» Problem details: Reproduce every entry exactly as shown.
-------- Records for the exercise --------
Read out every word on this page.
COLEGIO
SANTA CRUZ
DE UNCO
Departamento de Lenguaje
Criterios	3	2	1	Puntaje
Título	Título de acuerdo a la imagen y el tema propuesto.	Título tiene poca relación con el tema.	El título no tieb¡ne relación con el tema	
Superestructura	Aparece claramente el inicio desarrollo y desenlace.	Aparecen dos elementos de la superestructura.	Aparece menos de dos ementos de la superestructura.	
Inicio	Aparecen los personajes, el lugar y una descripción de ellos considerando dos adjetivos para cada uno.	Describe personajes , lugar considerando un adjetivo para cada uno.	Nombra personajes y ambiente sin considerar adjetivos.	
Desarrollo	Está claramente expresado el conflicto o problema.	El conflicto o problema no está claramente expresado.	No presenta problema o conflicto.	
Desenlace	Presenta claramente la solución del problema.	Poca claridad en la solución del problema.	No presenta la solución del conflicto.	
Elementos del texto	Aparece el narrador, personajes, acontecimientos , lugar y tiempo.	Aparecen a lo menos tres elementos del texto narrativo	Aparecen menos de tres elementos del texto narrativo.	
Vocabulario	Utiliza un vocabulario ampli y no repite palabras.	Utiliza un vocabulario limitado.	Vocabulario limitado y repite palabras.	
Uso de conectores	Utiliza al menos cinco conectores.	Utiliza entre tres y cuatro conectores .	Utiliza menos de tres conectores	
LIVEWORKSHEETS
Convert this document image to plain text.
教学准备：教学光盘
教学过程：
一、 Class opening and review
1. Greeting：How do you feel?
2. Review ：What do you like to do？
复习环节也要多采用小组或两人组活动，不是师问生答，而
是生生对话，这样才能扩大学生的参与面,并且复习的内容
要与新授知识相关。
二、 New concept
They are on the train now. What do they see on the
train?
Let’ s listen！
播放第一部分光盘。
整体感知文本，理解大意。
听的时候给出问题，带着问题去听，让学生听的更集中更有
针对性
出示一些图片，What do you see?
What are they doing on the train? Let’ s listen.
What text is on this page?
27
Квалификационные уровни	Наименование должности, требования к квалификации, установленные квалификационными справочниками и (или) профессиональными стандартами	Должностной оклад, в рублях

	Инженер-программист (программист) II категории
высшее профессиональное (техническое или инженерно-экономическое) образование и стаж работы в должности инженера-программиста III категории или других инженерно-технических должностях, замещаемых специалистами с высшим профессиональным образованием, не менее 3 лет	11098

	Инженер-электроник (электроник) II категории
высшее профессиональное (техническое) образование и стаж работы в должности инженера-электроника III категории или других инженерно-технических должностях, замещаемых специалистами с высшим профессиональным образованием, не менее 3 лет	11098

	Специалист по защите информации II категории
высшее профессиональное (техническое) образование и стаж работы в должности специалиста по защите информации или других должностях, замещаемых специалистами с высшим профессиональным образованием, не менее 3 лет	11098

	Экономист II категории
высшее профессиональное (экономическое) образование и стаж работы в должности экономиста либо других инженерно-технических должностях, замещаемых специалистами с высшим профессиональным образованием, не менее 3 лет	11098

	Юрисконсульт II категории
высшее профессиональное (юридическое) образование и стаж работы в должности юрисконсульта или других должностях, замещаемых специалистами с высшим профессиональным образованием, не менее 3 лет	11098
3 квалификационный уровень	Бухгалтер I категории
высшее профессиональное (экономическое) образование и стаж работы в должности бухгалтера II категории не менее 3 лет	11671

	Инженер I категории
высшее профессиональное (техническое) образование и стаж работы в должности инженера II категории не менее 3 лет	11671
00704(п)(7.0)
--------
» Answer to the task:
Read out every word on this page.
COLEGIO
SANTA CRUZ
DE UNCO
Departamento de Lenguaje
Criterios	3	2	1	Puntaje
Título	Título de acuerdo a la imagen y el tema propuesto.	Título tiene poca relación con el tema.	El título no tieb¡ne relación con el tema	
Superestructura	Aparece claramente el inicio desarrollo y desenlace.	Aparecen dos elementos de la superestructura.	Aparece menos de dos ementos de la superestructura.	
Inicio	Aparecen los personajes, el lugar y una descripción de ellos considerando dos adjetivos para cada uno.	Describe personajes , lugar considerando un adjetivo para cada uno.	Nombra personajes y ambiente sin considerar adjetivos.	
Desarrollo	Está claramente expresado el conflicto o problema.	El conflicto o problema no está claramente expresado.	No presenta problema o conflicto.	
Desenlace	Presenta claramente la solución del problema.	Poca claridad en la solución del problema.	No presenta la solución del conflicto.	
Elementos del texto	Aparece el narrador, personajes, acontecimientos , lugar y tiempo.	Aparecen a lo menos tres elementos del texto narrativo	Aparecen menos de tres elementos del texto narrativo.	
Vocabulario	Utiliza un vocabulario ampli y no repite palabras.	Utiliza un vocabulario limitado.	Vocabulario limitado y repite palabras.	
Uso de conectores	Utiliza al menos cinco conectores.	Utiliza entre tres y cuatro conectores .	Utiliza menos de tres conectores	
LIVEWORKSHEETS
Convert this document image to plain text.
教学准备：教学光盘
教学过程：
一、 Class opening and review
1. Greeting：How do you feel?
2. Review ：What do you like to do？
复习环节也要多采用小组或两人组活动，不是师问生答，而
是生生对话，这样才能扩大学生的参与面,并且复习的内容
要与新授知识相关。
二、 New concept
They are on the train now. What do they see on the
train?
Let’ s listen！
播放第一部分光盘。
整体感知文本，理解大意。
听的时候给出问题，带着问题去听，让学生听的更集中更有
针对性
出示一些图片，What do you see?
What are they doing on the train? Let’ s listen.
What text is on this page?
27
Квалификационные уровни	Наименование должности, требования к квалификации, установленные квалификационными справочниками и (или) профессиональными стандартами	Должностной оклад, в рублях

	Инженер-программист (программист) II категории
высшее профессиональное (техническое или инженерно-экономическое) образование и стаж работы в должности инженера-программиста III категории или других инженерно-технических должностях, замещаемых специалистами с высшим профессиональным образованием, не менее 3 лет	11098

	Инженер-электроник (электроник) II категории
высшее профессиональное (техническое) образование и стаж работы в должности инженера-электроника III категории или других инженерно-технических должностях, замещаемых специалистами с высшим профессиональным образованием, не менее 3 лет	11098

	Специалист по защите информации II категории
высшее профессиональное (техническое) образование и стаж работы в должности специалиста по защите информации или других должностях, замещаемых специалистами с высшим профессиональным образованием, не менее 3 лет	11098

	Экономист II категории
высшее профессиональное (экономическое) образование и стаж работы в должности экономиста либо других инженерно-технических должностях, замещаемых специалистами с высшим профессиональным образованием, не менее 3 лет	11098

	Юрисконсульт II категории
высшее профессиональное (юридическое) образование и стаж работы в должности юрисконсульта или других должностях, замещаемых специалистами с высшим профессиональным образованием, не менее 3 лет	11098
3 квалификационный уровень	Бухгалтер I категории
высшее профессиональное (экономическое) образование и стаж работы в должности бухгалтера II категории не менее 3 лет	11671

	Инженер I категории
высшее профессиональное (техническое) образование и стаж работы в должности инженера II категории не менее 3 лет	11671
00704(п)(7.0)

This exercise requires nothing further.